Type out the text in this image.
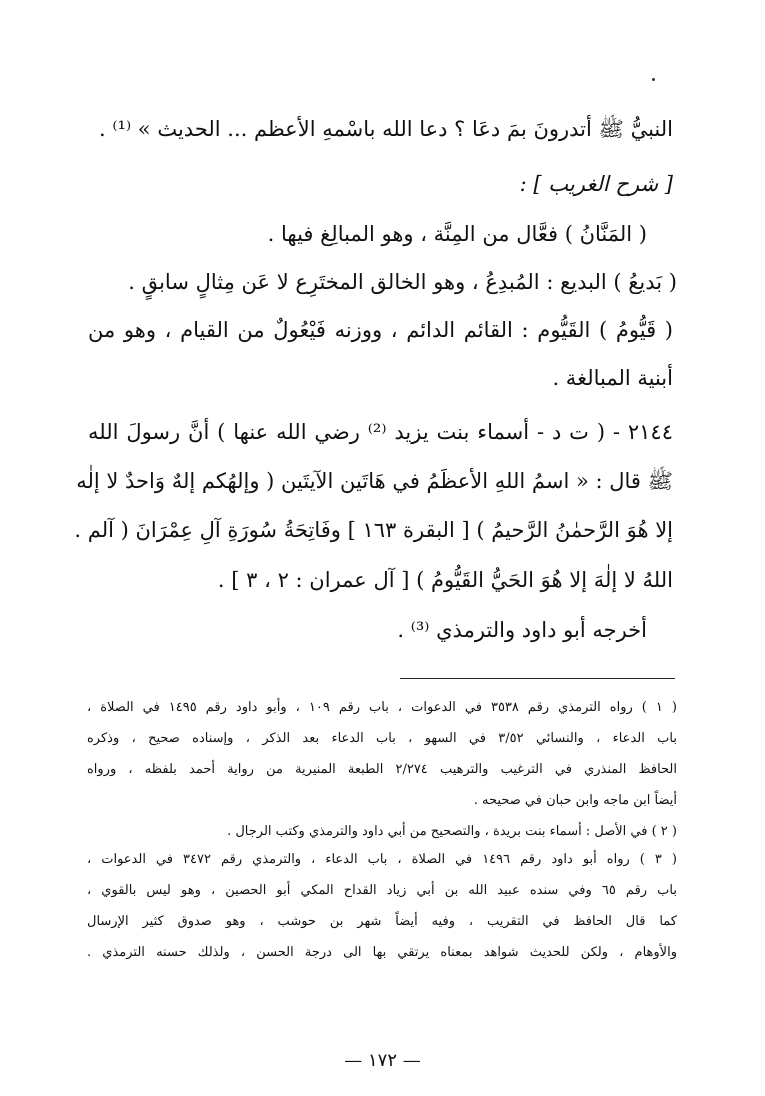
النبيُّ ﷺ أتدرونَ بمَ دعَا ؟ دعا الله باسْمهِ الأعظم ... الحديث » ⁽¹⁾ .
[ شرح الغريب ] :
( المَنَّانُ ) فعَّال من المِنَّة ، وهو المبالِغ فيها .
( بَديعُ ) البديع : المُبدِعُ ، وهو الخالق المختَرِع لا عَن مِثالٍ سابقٍ .
( قَيُّومُ ) القَيُّوم : القائم الدائم ، ووزنه فَيْعُولٌ من القيام ، وهو من
أبنية المبالغة .
٢١٤٤ - ( ت د - أسماء بنت يزيد ⁽²⁾ رضي الله عنها ) أنَّ رسولَ الله
ﷺ قال : « اسمُ اللهِ الأعظَمُ في هَاتَين الآيتَين ( وإلهُكم إلهٌ وَاحدٌ لا إلٰه
إلا هُوَ الرَّحمٰنُ الرَّحيمُ ) [ البقرة ١٦٣ ] وفَاتِحَةُ سُورَةِ آلِ عِمْرَانَ ( آلم .
اللهُ لا إلٰهَ إلا هُوَ الحَيُّ القَيُّومُ ) [ آل عمران : ٢ ، ٣ ] .
أخرجه أبو داود والترمذي ⁽³⁾ .
( ١ ) رواه الترمذي رقم ٣٥٣٨ في الدعوات ، باب رقم ١٠٩ ، وأبو داود رقم ١٤٩٥ في الصلاة ،
باب الدعاء ، والنسائي ٣/٥٢ في السهو ، باب الدعاء بعد الذكر ، وإسناده صحيح ، وذكره
الحافظ المنذري في الترغيب والترهيب ٢/٢٧٤ الطبعة المنيرية من رواية أحمد بلفظه ، ورواه
أيضاً ابن ماجه وابن حبان في صحيحه .
( ٢ ) في الأصل : أسماء بنت بريدة ، والتصحيح من أبي داود والترمذي وكتب الرجال .
( ٣ ) رواه أبو داود رقم ١٤٩٦ في الصلاة ، باب الدعاء ، والترمذي رقم ٣٤٧٢ في الدعوات ،
باب رقم ٦٥ وفي سنده عبيد الله بن أبي زياد القداح المكي أبو الحصين ، وهو ليس بالقوي ،
كما قال الحافظ في التقريب ، وفيه أيضاً شهر بن حوشب ، وهو صدوق كثير الإرسال
والأوهام ، ولكن للحديث شواهد بمعناه يرتقي بها الى درجة الحسن ، ولذلك حسنه الترمذي .
— ١٧٢ —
----
◆ EXERCISE AIM: Copy the whole listing above word for word but do not carry over the pictures.

◆ SOLVED PROBLEM:
Type out the text in this image.
النبيُّ ﷺ أتدرونَ بمَ دعَا ؟ دعا الله باسْمهِ الأعظم ... الحديث » ⁽¹⁾ .
[ شرح الغريب ] :
( المَنَّانُ ) فعَّال من المِنَّة ، وهو المبالِغ فيها .
( بَديعُ ) البديع : المُبدِعُ ، وهو الخالق المختَرِع لا عَن مِثالٍ سابقٍ .
( قَيُّومُ ) القَيُّوم : القائم الدائم ، ووزنه فَيْعُولٌ من القيام ، وهو من
أبنية المبالغة .
٢١٤٤ - ( ت د - أسماء بنت يزيد ⁽²⁾ رضي الله عنها ) أنَّ رسولَ الله
ﷺ قال : « اسمُ اللهِ الأعظَمُ في هَاتَين الآيتَين ( وإلهُكم إلهٌ وَاحدٌ لا إلٰه
إلا هُوَ الرَّحمٰنُ الرَّحيمُ ) [ البقرة ١٦٣ ] وفَاتِحَةُ سُورَةِ آلِ عِمْرَانَ ( آلم .
اللهُ لا إلٰهَ إلا هُوَ الحَيُّ القَيُّومُ ) [ آل عمران : ٢ ، ٣ ] .
أخرجه أبو داود والترمذي ⁽³⁾ .
( ١ ) رواه الترمذي رقم ٣٥٣٨ في الدعوات ، باب رقم ١٠٩ ، وأبو داود رقم ١٤٩٥ في الصلاة ،
باب الدعاء ، والنسائي ٣/٥٢ في السهو ، باب الدعاء بعد الذكر ، وإسناده صحيح ، وذكره
الحافظ المنذري في الترغيب والترهيب ٢/٢٧٤ الطبعة المنيرية من رواية أحمد بلفظه ، ورواه
أيضاً ابن ماجه وابن حبان في صحيحه .
( ٢ ) في الأصل : أسماء بنت بريدة ، والتصحيح من أبي داود والترمذي وكتب الرجال .
( ٣ ) رواه أبو داود رقم ١٤٩٦ في الصلاة ، باب الدعاء ، والترمذي رقم ٣٤٧٢ في الدعوات ،
باب رقم ٦٥ وفي سنده عبيد الله بن أبي زياد القداح المكي أبو الحصين ، وهو ليس بالقوي ،
كما قال الحافظ في التقريب ، وفيه أيضاً شهر بن حوشب ، وهو صدوق كثير الإرسال
والأوهام ، ولكن للحديث شواهد بمعناه يرتقي بها الى درجة الحسن ، ولذلك حسنه الترمذي .
— ١٧٢ —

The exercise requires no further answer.